**Goal:** Output the material beneath exactly, leaving nothing out.

**Supplied records:**
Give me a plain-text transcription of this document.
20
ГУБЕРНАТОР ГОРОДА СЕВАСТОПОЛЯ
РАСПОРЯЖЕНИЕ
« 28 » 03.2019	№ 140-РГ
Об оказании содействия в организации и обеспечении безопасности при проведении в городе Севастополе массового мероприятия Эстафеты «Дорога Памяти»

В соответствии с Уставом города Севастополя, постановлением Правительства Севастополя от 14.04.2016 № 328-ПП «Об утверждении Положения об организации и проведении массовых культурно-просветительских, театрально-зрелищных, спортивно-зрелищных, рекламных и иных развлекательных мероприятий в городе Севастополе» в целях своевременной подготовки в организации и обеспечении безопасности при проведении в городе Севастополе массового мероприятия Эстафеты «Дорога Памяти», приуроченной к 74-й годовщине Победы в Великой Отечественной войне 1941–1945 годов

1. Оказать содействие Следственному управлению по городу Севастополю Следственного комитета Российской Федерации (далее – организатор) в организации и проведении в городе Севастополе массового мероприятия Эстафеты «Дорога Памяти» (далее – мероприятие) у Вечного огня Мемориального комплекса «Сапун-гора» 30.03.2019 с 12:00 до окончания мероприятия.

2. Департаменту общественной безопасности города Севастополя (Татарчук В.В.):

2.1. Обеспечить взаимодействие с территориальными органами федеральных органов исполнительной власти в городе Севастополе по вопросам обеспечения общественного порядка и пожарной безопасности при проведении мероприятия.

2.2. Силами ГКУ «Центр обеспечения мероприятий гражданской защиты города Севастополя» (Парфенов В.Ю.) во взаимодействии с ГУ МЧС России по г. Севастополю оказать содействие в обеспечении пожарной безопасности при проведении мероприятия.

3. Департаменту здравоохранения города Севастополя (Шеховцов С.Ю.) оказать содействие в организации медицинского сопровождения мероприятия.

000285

**Answer below:**
Give me a plain-text transcription of this document.
20
ГУБЕРНАТОР ГОРОДА СЕВАСТОПОЛЯ
РАСПОРЯЖЕНИЕ
« 28 » 03.2019	№ 140-РГ
Об оказании содействия в организации и обеспечении безопасности при проведении в городе Севастополе массового мероприятия Эстафеты «Дорога Памяти»

В соответствии с Уставом города Севастополя, постановлением Правительства Севастополя от 14.04.2016 № 328-ПП «Об утверждении Положения об организации и проведении массовых культурно-просветительских, театрально-зрелищных, спортивно-зрелищных, рекламных и иных развлекательных мероприятий в городе Севастополе» в целях своевременной подготовки в организации и обеспечении безопасности при проведении в городе Севастополе массового мероприятия Эстафеты «Дорога Памяти», приуроченной к 74-й годовщине Победы в Великой Отечественной войне 1941–1945 годов

1. Оказать содействие Следственному управлению по городу Севастополю Следственного комитета Российской Федерации (далее – организатор) в организации и проведении в городе Севастополе массового мероприятия Эстафеты «Дорога Памяти» (далее – мероприятие) у Вечного огня Мемориального комплекса «Сапун-гора» 30.03.2019 с 12:00 до окончания мероприятия.

2. Департаменту общественной безопасности города Севастополя (Татарчук В.В.):

2.1. Обеспечить взаимодействие с территориальными органами федеральных органов исполнительной власти в городе Севастополе по вопросам обеспечения общественного порядка и пожарной безопасности при проведении мероприятия.

2.2. Силами ГКУ «Центр обеспечения мероприятий гражданской защиты города Севастополя» (Парфенов В.Ю.) во взаимодействии с ГУ МЧС России по г. Севастополю оказать содействие в обеспечении пожарной безопасности при проведении мероприятия.

3. Департаменту здравоохранения города Севастополя (Шеховцов С.Ю.) оказать содействие в организации медицинского сопровождения мероприятия.

000285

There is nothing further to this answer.